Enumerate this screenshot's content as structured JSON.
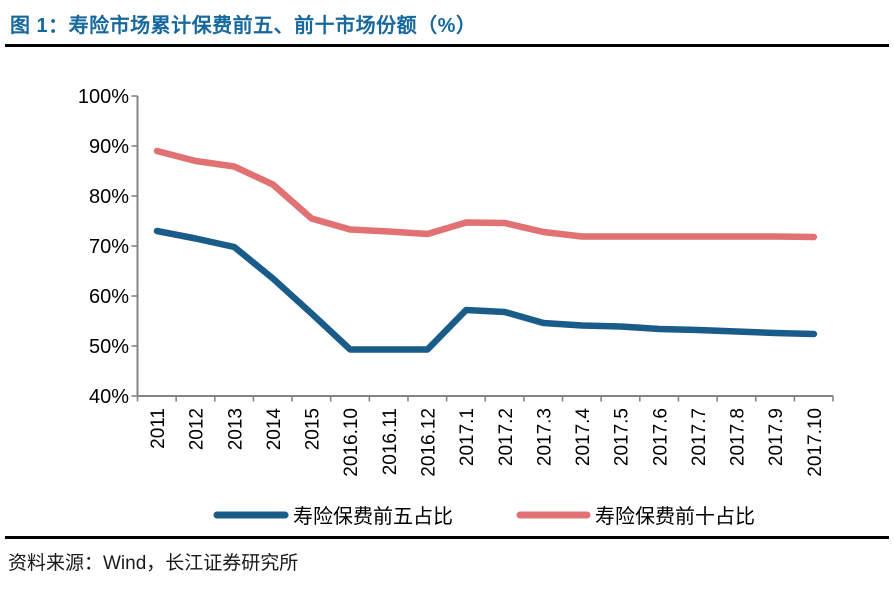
{
  "figure": {
    "title": "图 1：寿险市场累计保费前五、前十市场份额（%）",
    "source": "资料来源：Wind，长江证券研究所"
  },
  "chart_data": {
    "type": "line",
    "title": "寿险市场累计保费前五、前十市场份额（%）",
    "xlabel": "",
    "ylabel": "",
    "categories": [
      "2011",
      "2012",
      "2013",
      "2014",
      "2015",
      "2016.10",
      "2016.11",
      "2016.12",
      "2017.1",
      "2017.2",
      "2017.3",
      "2017.4",
      "2017.5",
      "2017.6",
      "2017.7",
      "2017.8",
      "2017.9",
      "2017.10"
    ],
    "series": [
      {
        "name": "寿险保费前五占比",
        "color": "#1a5c89",
        "values": [
          73.0,
          71.5,
          69.8,
          63.5,
          56.5,
          49.3,
          49.3,
          49.3,
          57.2,
          56.8,
          54.6,
          54.1,
          53.9,
          53.4,
          53.2,
          52.9,
          52.6,
          52.4
        ]
      },
      {
        "name": "寿险保费前十占比",
        "color": "#e17172",
        "values": [
          89.0,
          87.0,
          85.9,
          82.3,
          75.5,
          73.3,
          72.9,
          72.4,
          74.7,
          74.6,
          72.8,
          71.9,
          71.9,
          71.9,
          71.9,
          71.9,
          71.9,
          71.8
        ]
      }
    ],
    "ylim": [
      40,
      100
    ],
    "y_tick_labels": [
      "100%",
      "90%",
      "80%",
      "70%",
      "60%",
      "50%",
      "40%"
    ],
    "y_tick_values": [
      100,
      90,
      80,
      70,
      60,
      50,
      40
    ],
    "grid": false,
    "legend_position": "bottom",
    "x_labels_rotated_degrees": 90
  },
  "style_colors": {
    "title_color": "#17689c",
    "axis_color": "#848484",
    "label_color": "#000000",
    "rule_color": "#000000"
  }
}
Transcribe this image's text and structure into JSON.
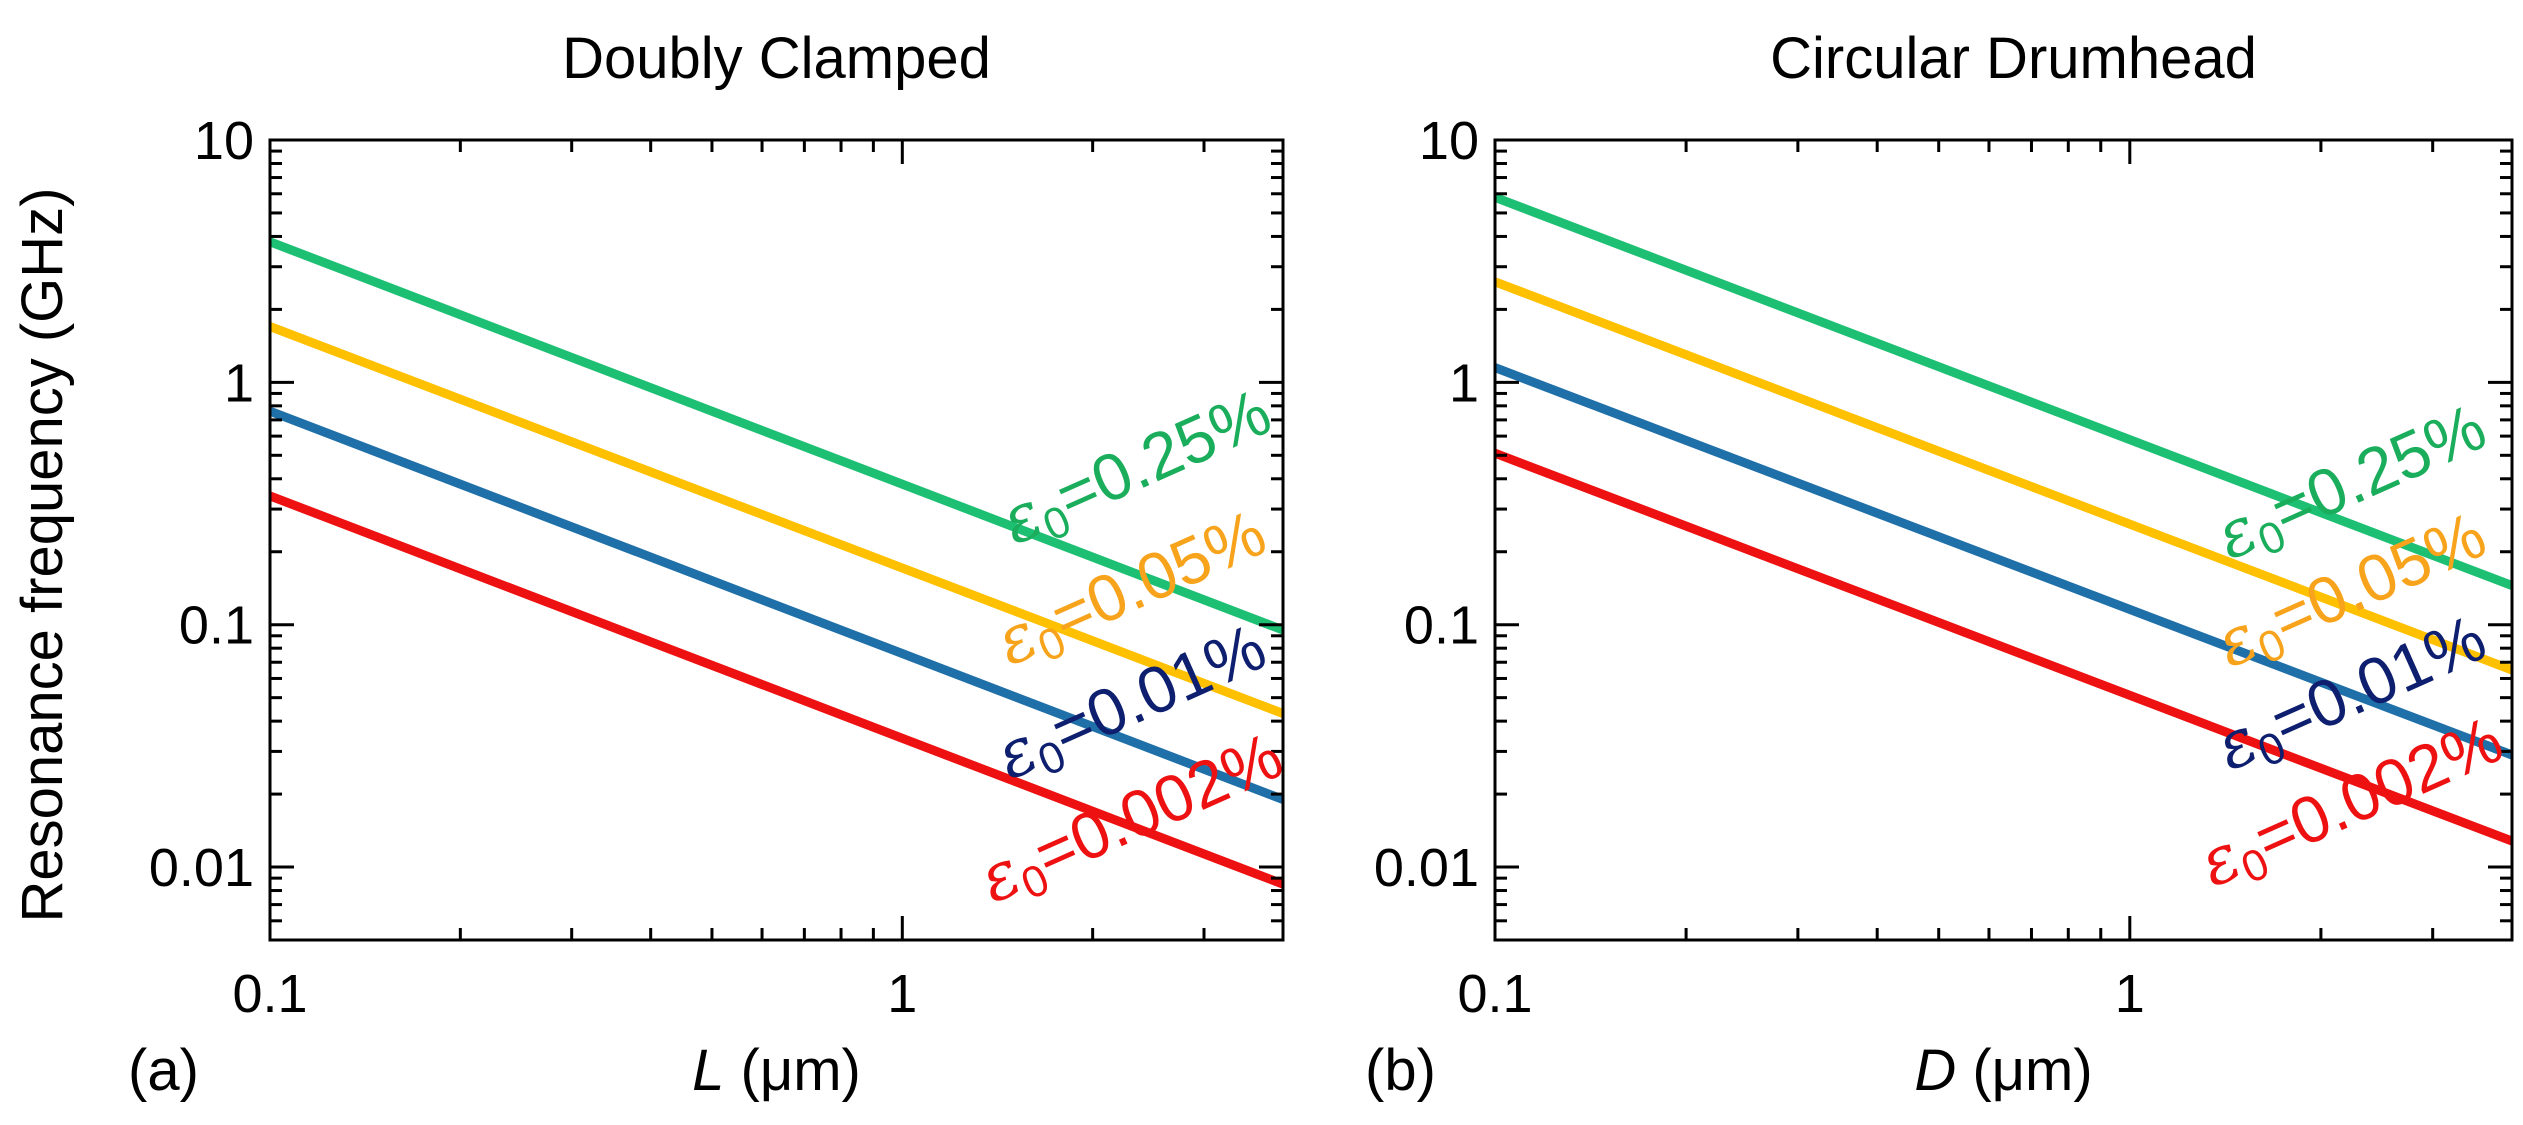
{
  "figure": {
    "ylabel": "Resonance frequency (GHz)"
  },
  "chart_data": [
    {
      "type": "line",
      "panel_tag": "(a)",
      "title": "Doubly Clamped",
      "xlabel_var": "L",
      "xlabel_unit": " (μm)",
      "ylabel": "Resonance frequency (GHz)",
      "x_scale": "log",
      "y_scale": "log",
      "xlim": [
        0.1,
        4.0
      ],
      "ylim": [
        0.005,
        10
      ],
      "x_ticks": [
        {
          "value": 0.1,
          "label": "0.1"
        },
        {
          "value": 1,
          "label": "1"
        }
      ],
      "y_ticks": [
        {
          "value": 0.01,
          "label": "0.01"
        },
        {
          "value": 0.1,
          "label": "0.1"
        },
        {
          "value": 1,
          "label": "1"
        },
        {
          "value": 10,
          "label": "10"
        }
      ],
      "series": [
        {
          "name": "ε0=0.25%",
          "symbol": "ε",
          "subscript": "0",
          "value_text": "=0.25%",
          "color": "#1dbf73",
          "label_color": "#1aae5c",
          "x": [
            0.1,
            4.0
          ],
          "y": [
            3.8,
            0.095
          ]
        },
        {
          "name": "ε0=0.05%",
          "symbol": "ε",
          "subscript": "0",
          "value_text": "=0.05%",
          "color": "#ffc000",
          "label_color": "#f7a31c",
          "x": [
            0.1,
            4.0
          ],
          "y": [
            1.7,
            0.043
          ]
        },
        {
          "name": "ε0=0.01%",
          "symbol": "ε",
          "subscript": "0",
          "value_text": "=0.01%",
          "color": "#1f6fa8",
          "label_color": "#0d1f6e",
          "x": [
            0.1,
            4.0
          ],
          "y": [
            0.76,
            0.019
          ]
        },
        {
          "name": "ε0=0.002%",
          "symbol": "ε",
          "subscript": "0",
          "value_text": "=0.002%",
          "color": "#ee1111",
          "label_color": "#ee1111",
          "x": [
            0.1,
            4.0
          ],
          "y": [
            0.34,
            0.0085
          ]
        }
      ]
    },
    {
      "type": "line",
      "panel_tag": "(b)",
      "title": "Circular Drumhead",
      "xlabel_var": "D",
      "xlabel_unit": " (μm)",
      "ylabel": "Resonance frequency (GHz)",
      "x_scale": "log",
      "y_scale": "log",
      "xlim": [
        0.1,
        4.0
      ],
      "ylim": [
        0.005,
        10
      ],
      "x_ticks": [
        {
          "value": 0.1,
          "label": "0.1"
        },
        {
          "value": 1,
          "label": "1"
        }
      ],
      "y_ticks": [
        {
          "value": 0.01,
          "label": "0.01"
        },
        {
          "value": 0.1,
          "label": "0.1"
        },
        {
          "value": 1,
          "label": "1"
        },
        {
          "value": 10,
          "label": "10"
        }
      ],
      "series": [
        {
          "name": "ε0=0.25%",
          "symbol": "ε",
          "subscript": "0",
          "value_text": "=0.25%",
          "color": "#1dbf73",
          "label_color": "#1aae5c",
          "x": [
            0.1,
            4.0
          ],
          "y": [
            5.8,
            0.145
          ]
        },
        {
          "name": "ε0=0.05%",
          "symbol": "ε",
          "subscript": "0",
          "value_text": "=0.05%",
          "color": "#ffc000",
          "label_color": "#f7a31c",
          "x": [
            0.1,
            4.0
          ],
          "y": [
            2.6,
            0.065
          ]
        },
        {
          "name": "ε0=0.01%",
          "symbol": "ε",
          "subscript": "0",
          "value_text": "=0.01%",
          "color": "#1f6fa8",
          "label_color": "#0d1f6e",
          "x": [
            0.1,
            4.0
          ],
          "y": [
            1.15,
            0.029
          ]
        },
        {
          "name": "ε0=0.002%",
          "symbol": "ε",
          "subscript": "0",
          "value_text": "=0.002%",
          "color": "#ee1111",
          "label_color": "#ee1111",
          "x": [
            0.1,
            4.0
          ],
          "y": [
            0.51,
            0.0128
          ]
        }
      ]
    }
  ]
}
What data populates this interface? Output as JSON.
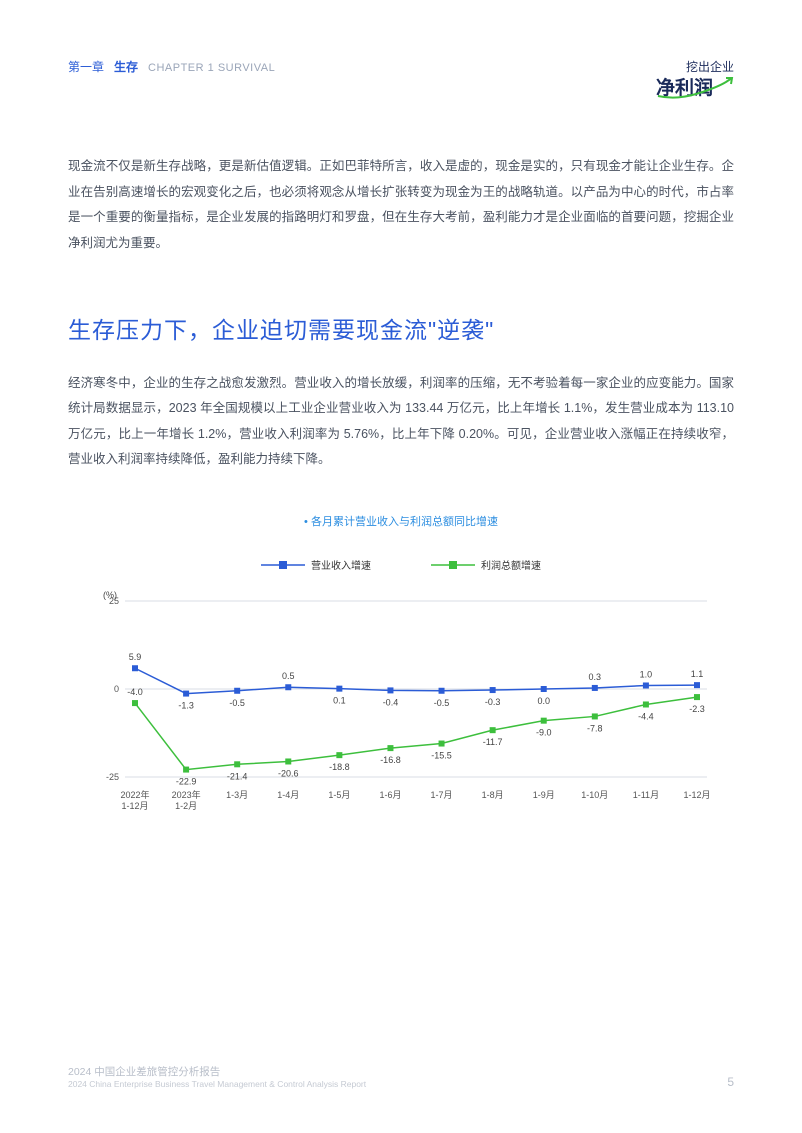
---
TASK OBJECTIVE
Repeat each entry above word for word, leaving every picture out.

SOLUTION TO THIS EXERCISE
Enumerate this screenshot's content as structured JSON.
{
  "figure": {
    "title": "图 1：寿险市场累计保费前五、前十市场份额（%）",
    "source": "资料来源：Wind，长江证券研究所"
  },
  "chart_data": {
    "type": "line",
    "title": "寿险市场累计保费前五、前十市场份额（%）",
    "xlabel": "",
    "ylabel": "",
    "categories": [
      "2011",
      "2012",
      "2013",
      "2014",
      "2015",
      "2016.10",
      "2016.11",
      "2016.12",
      "2017.1",
      "2017.2",
      "2017.3",
      "2017.4",
      "2017.5",
      "2017.6",
      "2017.7",
      "2017.8",
      "2017.9",
      "2017.10"
    ],
    "series": [
      {
        "name": "寿险保费前五占比",
        "color": "#1a5c89",
        "values": [
          73.0,
          71.5,
          69.8,
          63.5,
          56.5,
          49.3,
          49.3,
          49.3,
          57.2,
          56.8,
          54.6,
          54.1,
          53.9,
          53.4,
          53.2,
          52.9,
          52.6,
          52.4
        ]
      },
      {
        "name": "寿险保费前十占比",
        "color": "#e17172",
        "values": [
          89.0,
          87.0,
          85.9,
          82.3,
          75.5,
          73.3,
          72.9,
          72.4,
          74.7,
          74.6,
          72.8,
          71.9,
          71.9,
          71.9,
          71.9,
          71.9,
          71.9,
          71.8
        ]
      }
    ],
    "ylim": [
      40,
      100
    ],
    "y_tick_labels": [
      "100%",
      "90%",
      "80%",
      "70%",
      "60%",
      "50%",
      "40%"
    ],
    "y_tick_values": [
      100,
      90,
      80,
      70,
      60,
      50,
      40
    ],
    "grid": false,
    "legend_position": "bottom",
    "x_labels_rotated_degrees": 90
  },
  "style_colors": {
    "title_color": "#17689c",
    "axis_color": "#848484",
    "label_color": "#000000",
    "rule_color": "#000000"
  }
}
Transcribe this image's text and structure into JSON.
{
  "figure": {
    "ylabel": "Resonance frequency (GHz)"
  },
  "chart_data": [
    {
      "type": "line",
      "panel_tag": "(a)",
      "title": "Doubly Clamped",
      "xlabel_var": "L",
      "xlabel_unit": " (μm)",
      "ylabel": "Resonance frequency (GHz)",
      "x_scale": "log",
      "y_scale": "log",
      "xlim": [
        0.1,
        4.0
      ],
      "ylim": [
        0.005,
        10
      ],
      "x_ticks": [
        {
          "value": 0.1,
          "label": "0.1"
        },
        {
          "value": 1,
          "label": "1"
        }
      ],
      "y_ticks": [
        {
          "value": 0.01,
          "label": "0.01"
        },
        {
          "value": 0.1,
          "label": "0.1"
        },
        {
          "value": 1,
          "label": "1"
        },
        {
          "value": 10,
          "label": "10"
        }
      ],
      "series": [
        {
          "name": "ε0=0.25%",
          "symbol": "ε",
          "subscript": "0",
          "value_text": "=0.25%",
          "color": "#1dbf73",
          "label_color": "#1aae5c",
          "x": [
            0.1,
            4.0
          ],
          "y": [
            3.8,
            0.095
          ]
        },
        {
          "name": "ε0=0.05%",
          "symbol": "ε",
          "subscript": "0",
          "value_text": "=0.05%",
          "color": "#ffc000",
          "label_color": "#f7a31c",
          "x": [
            0.1,
            4.0
          ],
          "y": [
            1.7,
            0.043
          ]
        },
        {
          "name": "ε0=0.01%",
          "symbol": "ε",
          "subscript": "0",
          "value_text": "=0.01%",
          "color": "#1f6fa8",
          "label_color": "#0d1f6e",
          "x": [
            0.1,
            4.0
          ],
          "y": [
            0.76,
            0.019
          ]
        },
        {
          "name": "ε0=0.002%",
          "symbol": "ε",
          "subscript": "0",
          "value_text": "=0.002%",
          "color": "#ee1111",
          "label_color": "#ee1111",
          "x": [
            0.1,
            4.0
          ],
          "y": [
            0.34,
            0.0085
          ]
        }
      ]
    },
    {
      "type": "line",
      "panel_tag": "(b)",
      "title": "Circular Drumhead",
      "xlabel_var": "D",
      "xlabel_unit": " (μm)",
      "ylabel": "Resonance frequency (GHz)",
      "x_scale": "log",
      "y_scale": "log",
      "xlim": [
        0.1,
        4.0
      ],
      "ylim": [
        0.005,
        10
      ],
      "x_ticks": [
        {
          "value": 0.1,
          "label": "0.1"
        },
        {
          "value": 1,
          "label": "1"
        }
      ],
      "y_ticks": [
        {
          "value": 0.01,
          "label": "0.01"
        },
        {
          "value": 0.1,
          "label": "0.1"
        },
        {
          "value": 1,
          "label": "1"
        },
        {
          "value": 10,
          "label": "10"
        }
      ],
      "series": [
        {
          "name": "ε0=0.25%",
          "symbol": "ε",
          "subscript": "0",
          "value_text": "=0.25%",
          "color": "#1dbf73",
          "label_color": "#1aae5c",
          "x": [
            0.1,
            4.0
          ],
          "y": [
            5.8,
            0.145
          ]
        },
        {
          "name": "ε0=0.05%",
          "symbol": "ε",
          "subscript": "0",
          "value_text": "=0.05%",
          "color": "#ffc000",
          "label_color": "#f7a31c",
          "x": [
            0.1,
            4.0
          ],
          "y": [
            2.6,
            0.065
          ]
        },
        {
          "name": "ε0=0.01%",
          "symbol": "ε",
          "subscript": "0",
          "value_text": "=0.01%",
          "color": "#1f6fa8",
          "label_color": "#0d1f6e",
          "x": [
            0.1,
            4.0
          ],
          "y": [
            1.15,
            0.029
          ]
        },
        {
          "name": "ε0=0.002%",
          "symbol": "ε",
          "subscript": "0",
          "value_text": "=0.002%",
          "color": "#ee1111",
          "label_color": "#ee1111",
          "x": [
            0.1,
            4.0
          ],
          "y": [
            0.51,
            0.0128
          ]
        }
      ]
    }
  ]
}
What data populates this interface? Output as JSON.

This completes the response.